Every line containing the word "this" needs to be found and copied.
───── RAW RECORDS ─────
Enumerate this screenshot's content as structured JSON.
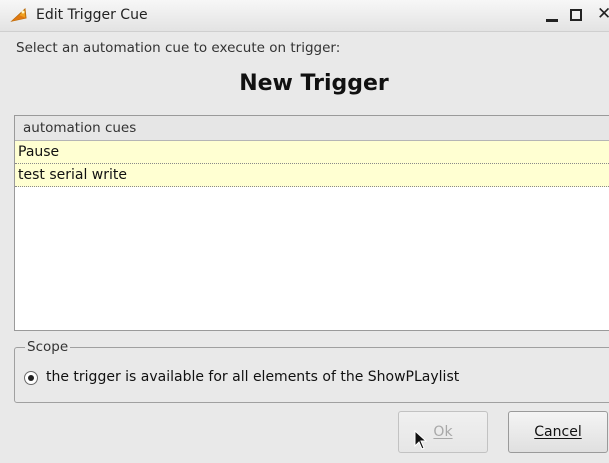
{
  "window": {
    "title": "Edit Trigger Cue"
  },
  "dialog": {
    "instruction": "Select an automation cue to execute on trigger:",
    "heading": "New Trigger"
  },
  "cue_list": {
    "header": "automation cues",
    "items": [
      {
        "label": "Pause"
      },
      {
        "label": "test serial write"
      }
    ],
    "row_background": "#ffffd2"
  },
  "scope": {
    "legend": "Scope",
    "option_label": "the trigger is available for all elements of the ShowPLaylist",
    "option_selected": true
  },
  "buttons": {
    "ok_label": "Ok",
    "ok_enabled": false,
    "cancel_label": "Cancel"
  },
  "icons": {
    "app": "app-logo-icon",
    "minimize": "minimize-icon",
    "maximize": "maximize-icon",
    "close": "close-icon",
    "cursor": "mouse-pointer-icon"
  }
}
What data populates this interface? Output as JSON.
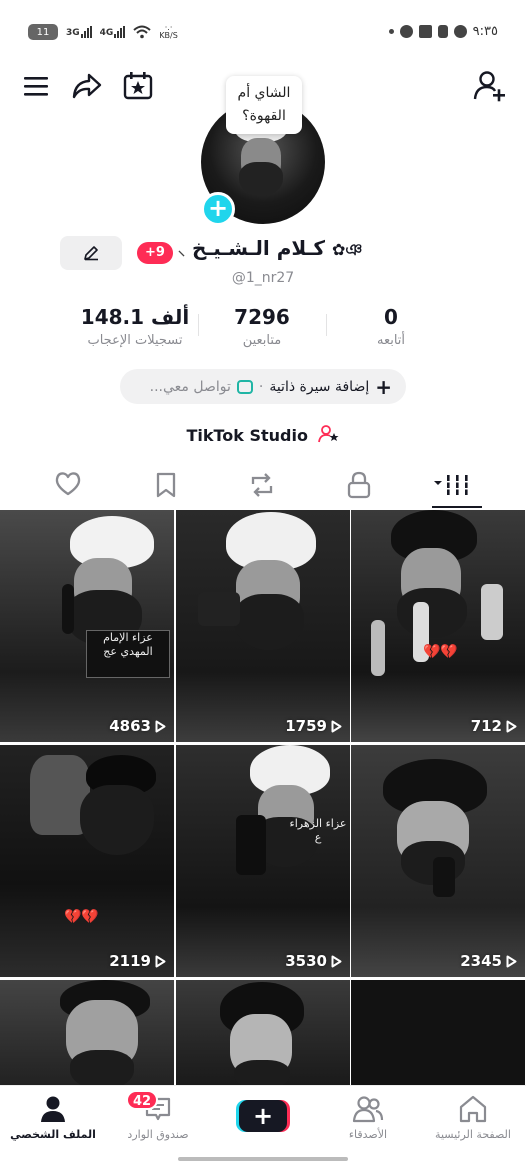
{
  "status_bar": {
    "battery": "11",
    "net1": "3G",
    "net2": "4G",
    "speed": "KB/S",
    "time": "٩:٣٥"
  },
  "profile": {
    "bubble_text": "الشاي أم القهوة؟",
    "display_name": "كـلام الـشـيـخ",
    "name_decoration": "✿ঞ",
    "handle": "@1_nr27",
    "badge": "+9",
    "avatar_add_label": "+"
  },
  "stats": {
    "likes": {
      "value": "148.1 ألف",
      "label": "تسجيلات الإعجاب"
    },
    "followers": {
      "value": "7296",
      "label": "متابعين"
    },
    "following": {
      "value": "0",
      "label": "أتابعه"
    }
  },
  "bio_button": {
    "add_bio": "إضافة سيرة ذاتية",
    "separator": "·",
    "contact": "تواصل معي...",
    "plus": "+"
  },
  "studio": {
    "label": "TikTok Studio",
    "icon": "person-star-icon"
  },
  "tabs": [
    {
      "id": "videos",
      "icon": "grid-icon",
      "active": true
    },
    {
      "id": "private",
      "icon": "lock-icon"
    },
    {
      "id": "reposts",
      "icon": "repost-icon"
    },
    {
      "id": "favorites",
      "icon": "bookmark-icon"
    },
    {
      "id": "liked",
      "icon": "heart-icon"
    }
  ],
  "videos": [
    {
      "views": "712",
      "hearts": "💔💔"
    },
    {
      "views": "1759"
    },
    {
      "views": "4863",
      "caption": "عزاء الإمام المهدي عج"
    },
    {
      "views": "2345"
    },
    {
      "views": "3530",
      "caption": "عزاء الزهراء ع"
    },
    {
      "views": "2119",
      "hearts": "💔💔"
    },
    {
      "views": ""
    },
    {
      "views": ""
    },
    {
      "views": ""
    }
  ],
  "nav": {
    "home": "الصفحة الرئيسية",
    "friends": "الأصدقاء",
    "create": "+",
    "inbox": "صندوق الوارد",
    "inbox_badge": "42",
    "profile": "الملف الشخصي"
  },
  "colors": {
    "accent_red": "#fe2c55",
    "accent_cyan": "#20d5ec",
    "text_primary": "#161823",
    "text_secondary": "#8a8b91"
  }
}
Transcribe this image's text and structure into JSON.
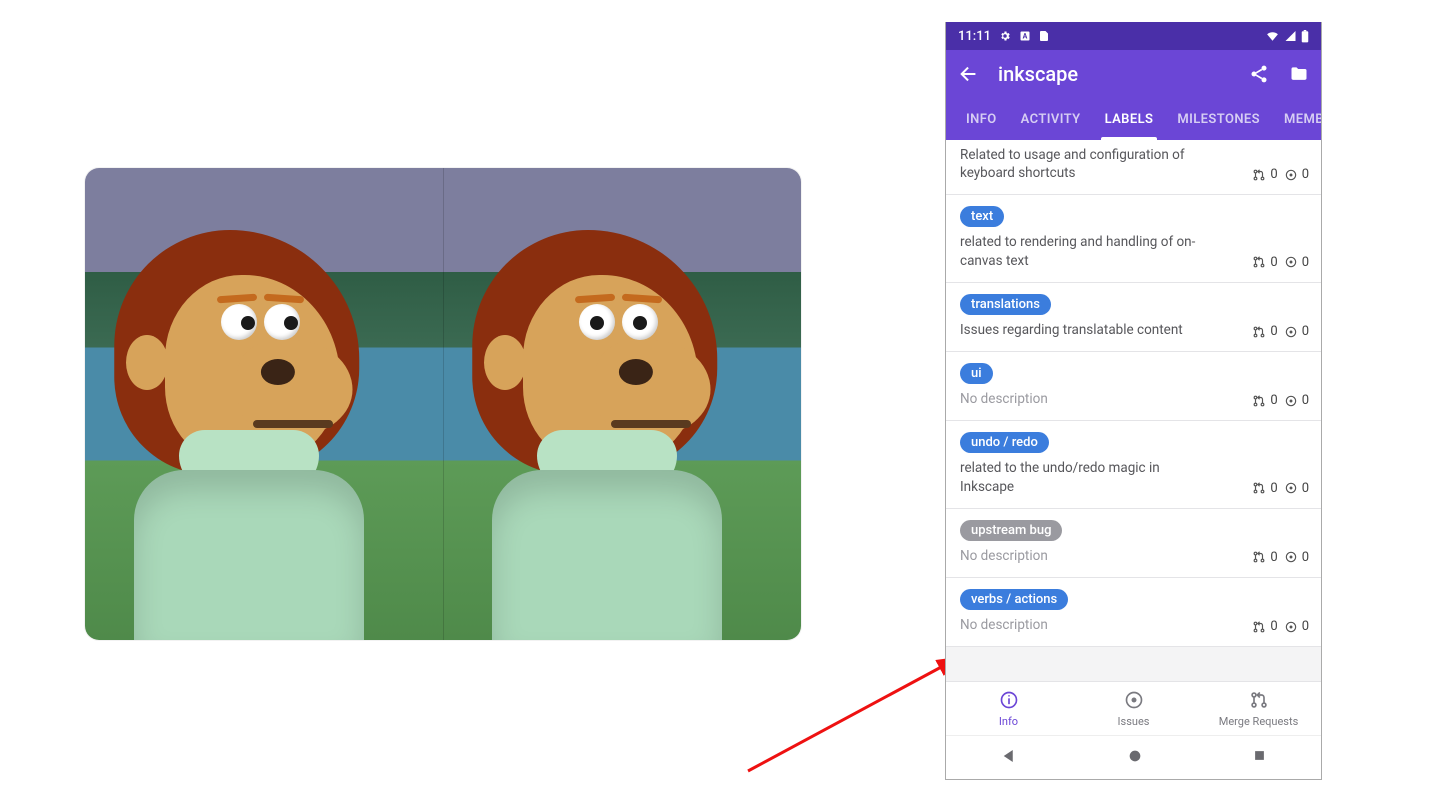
─────
PROBLEM SOLUTION —
Enumerate this screenshot's content as structured JSON.
What data populates this interface? Output as JSON.
Transcribe this image's text and structure into JSON.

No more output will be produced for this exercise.